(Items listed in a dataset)
-- begin --
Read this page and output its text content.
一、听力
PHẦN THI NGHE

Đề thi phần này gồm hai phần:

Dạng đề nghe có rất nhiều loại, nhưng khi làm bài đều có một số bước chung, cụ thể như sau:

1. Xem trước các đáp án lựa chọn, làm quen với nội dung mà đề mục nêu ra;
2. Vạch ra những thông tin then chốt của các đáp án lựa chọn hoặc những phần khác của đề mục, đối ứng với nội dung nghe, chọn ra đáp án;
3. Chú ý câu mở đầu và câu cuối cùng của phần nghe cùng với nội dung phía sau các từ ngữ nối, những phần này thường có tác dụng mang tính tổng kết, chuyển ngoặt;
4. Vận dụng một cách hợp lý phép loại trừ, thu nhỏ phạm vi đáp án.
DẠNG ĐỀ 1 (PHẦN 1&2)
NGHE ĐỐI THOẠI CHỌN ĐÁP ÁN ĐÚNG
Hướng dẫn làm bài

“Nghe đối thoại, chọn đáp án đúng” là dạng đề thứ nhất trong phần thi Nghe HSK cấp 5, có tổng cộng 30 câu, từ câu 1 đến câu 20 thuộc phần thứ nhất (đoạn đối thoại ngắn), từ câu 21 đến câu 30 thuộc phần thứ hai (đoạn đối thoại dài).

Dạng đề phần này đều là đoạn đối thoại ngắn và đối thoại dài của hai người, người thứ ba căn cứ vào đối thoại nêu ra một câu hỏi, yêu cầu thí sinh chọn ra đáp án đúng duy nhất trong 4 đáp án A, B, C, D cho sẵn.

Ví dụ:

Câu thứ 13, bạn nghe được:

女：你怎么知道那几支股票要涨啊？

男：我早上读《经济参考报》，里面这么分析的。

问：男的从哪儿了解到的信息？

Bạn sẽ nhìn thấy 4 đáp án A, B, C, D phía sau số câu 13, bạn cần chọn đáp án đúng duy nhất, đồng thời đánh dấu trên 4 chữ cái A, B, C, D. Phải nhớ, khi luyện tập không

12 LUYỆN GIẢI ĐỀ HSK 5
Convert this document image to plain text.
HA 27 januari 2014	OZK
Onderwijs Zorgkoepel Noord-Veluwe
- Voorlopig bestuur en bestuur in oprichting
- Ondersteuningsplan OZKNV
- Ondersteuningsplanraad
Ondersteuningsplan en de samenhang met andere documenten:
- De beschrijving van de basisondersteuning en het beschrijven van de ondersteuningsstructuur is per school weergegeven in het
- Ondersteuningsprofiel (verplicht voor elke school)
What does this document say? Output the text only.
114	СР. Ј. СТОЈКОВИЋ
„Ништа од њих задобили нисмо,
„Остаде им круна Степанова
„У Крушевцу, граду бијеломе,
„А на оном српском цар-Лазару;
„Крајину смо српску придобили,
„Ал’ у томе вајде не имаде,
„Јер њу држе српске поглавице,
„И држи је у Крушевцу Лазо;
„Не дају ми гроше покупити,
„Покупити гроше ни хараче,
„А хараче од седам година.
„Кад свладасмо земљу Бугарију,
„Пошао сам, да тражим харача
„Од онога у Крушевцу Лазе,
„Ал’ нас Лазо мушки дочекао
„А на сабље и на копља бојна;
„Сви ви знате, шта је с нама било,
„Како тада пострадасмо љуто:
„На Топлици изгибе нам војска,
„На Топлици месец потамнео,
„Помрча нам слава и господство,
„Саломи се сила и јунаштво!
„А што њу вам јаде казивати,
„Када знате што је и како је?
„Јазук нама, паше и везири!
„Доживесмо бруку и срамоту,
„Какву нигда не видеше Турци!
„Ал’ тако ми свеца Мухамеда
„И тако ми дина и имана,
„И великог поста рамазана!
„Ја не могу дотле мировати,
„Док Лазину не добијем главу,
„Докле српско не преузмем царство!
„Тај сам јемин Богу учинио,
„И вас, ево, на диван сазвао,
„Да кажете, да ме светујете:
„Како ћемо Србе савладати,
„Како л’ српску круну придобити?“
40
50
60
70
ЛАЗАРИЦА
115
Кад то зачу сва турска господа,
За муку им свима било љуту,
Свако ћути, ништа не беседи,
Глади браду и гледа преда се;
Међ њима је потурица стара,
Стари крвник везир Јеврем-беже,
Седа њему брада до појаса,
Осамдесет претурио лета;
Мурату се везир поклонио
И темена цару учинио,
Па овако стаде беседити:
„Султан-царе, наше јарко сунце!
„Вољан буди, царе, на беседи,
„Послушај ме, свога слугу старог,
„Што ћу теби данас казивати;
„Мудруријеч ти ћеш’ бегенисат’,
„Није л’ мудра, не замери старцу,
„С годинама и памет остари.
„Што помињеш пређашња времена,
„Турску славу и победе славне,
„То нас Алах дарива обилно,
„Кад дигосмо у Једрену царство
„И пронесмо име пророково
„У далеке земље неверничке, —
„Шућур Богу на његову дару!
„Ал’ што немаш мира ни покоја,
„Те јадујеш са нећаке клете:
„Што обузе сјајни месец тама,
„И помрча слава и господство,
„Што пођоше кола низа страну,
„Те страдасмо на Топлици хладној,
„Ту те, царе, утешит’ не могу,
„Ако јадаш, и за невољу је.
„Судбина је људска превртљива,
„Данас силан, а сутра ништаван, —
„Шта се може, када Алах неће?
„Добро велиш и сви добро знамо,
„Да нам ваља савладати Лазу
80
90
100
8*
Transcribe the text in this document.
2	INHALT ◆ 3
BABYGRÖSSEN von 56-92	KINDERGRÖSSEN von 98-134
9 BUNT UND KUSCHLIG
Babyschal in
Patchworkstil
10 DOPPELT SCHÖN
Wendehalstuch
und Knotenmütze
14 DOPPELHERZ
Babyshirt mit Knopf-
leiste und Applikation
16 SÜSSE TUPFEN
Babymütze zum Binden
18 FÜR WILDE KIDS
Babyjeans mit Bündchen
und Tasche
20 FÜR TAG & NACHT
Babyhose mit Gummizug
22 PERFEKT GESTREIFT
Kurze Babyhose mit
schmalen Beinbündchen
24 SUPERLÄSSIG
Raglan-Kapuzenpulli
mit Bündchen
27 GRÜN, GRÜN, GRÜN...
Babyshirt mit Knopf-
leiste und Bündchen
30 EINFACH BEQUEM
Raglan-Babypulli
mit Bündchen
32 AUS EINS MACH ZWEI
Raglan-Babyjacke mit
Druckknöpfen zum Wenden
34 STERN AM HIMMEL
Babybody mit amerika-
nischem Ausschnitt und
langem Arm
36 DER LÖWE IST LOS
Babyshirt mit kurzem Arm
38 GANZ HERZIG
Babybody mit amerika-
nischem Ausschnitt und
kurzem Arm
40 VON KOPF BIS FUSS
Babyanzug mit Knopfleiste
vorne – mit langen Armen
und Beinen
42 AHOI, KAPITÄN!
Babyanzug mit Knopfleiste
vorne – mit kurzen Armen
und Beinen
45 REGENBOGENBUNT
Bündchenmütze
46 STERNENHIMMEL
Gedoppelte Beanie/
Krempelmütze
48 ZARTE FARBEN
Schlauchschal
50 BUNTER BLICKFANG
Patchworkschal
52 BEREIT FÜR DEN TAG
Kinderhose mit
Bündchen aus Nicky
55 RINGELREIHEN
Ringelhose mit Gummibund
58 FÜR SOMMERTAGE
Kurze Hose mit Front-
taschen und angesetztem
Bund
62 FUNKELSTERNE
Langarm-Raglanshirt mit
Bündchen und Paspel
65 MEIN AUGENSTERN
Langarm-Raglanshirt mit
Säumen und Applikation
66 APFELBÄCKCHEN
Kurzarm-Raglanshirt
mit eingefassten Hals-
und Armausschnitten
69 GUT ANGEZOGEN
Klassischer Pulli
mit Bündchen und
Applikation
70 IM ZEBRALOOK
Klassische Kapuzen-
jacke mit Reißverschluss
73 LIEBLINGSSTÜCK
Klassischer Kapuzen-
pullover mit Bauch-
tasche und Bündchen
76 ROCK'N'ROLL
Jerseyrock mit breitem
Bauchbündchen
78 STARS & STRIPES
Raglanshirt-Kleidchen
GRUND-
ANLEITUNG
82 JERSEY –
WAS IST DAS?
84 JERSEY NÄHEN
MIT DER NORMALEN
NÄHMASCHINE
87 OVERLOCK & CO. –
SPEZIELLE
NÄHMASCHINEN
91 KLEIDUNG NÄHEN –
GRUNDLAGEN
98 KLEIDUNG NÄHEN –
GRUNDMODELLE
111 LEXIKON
-- end --
Search the data above for the string "kurzem" and return every line that has it.

Babyshirt mit kurzem Arm
kurzem Arm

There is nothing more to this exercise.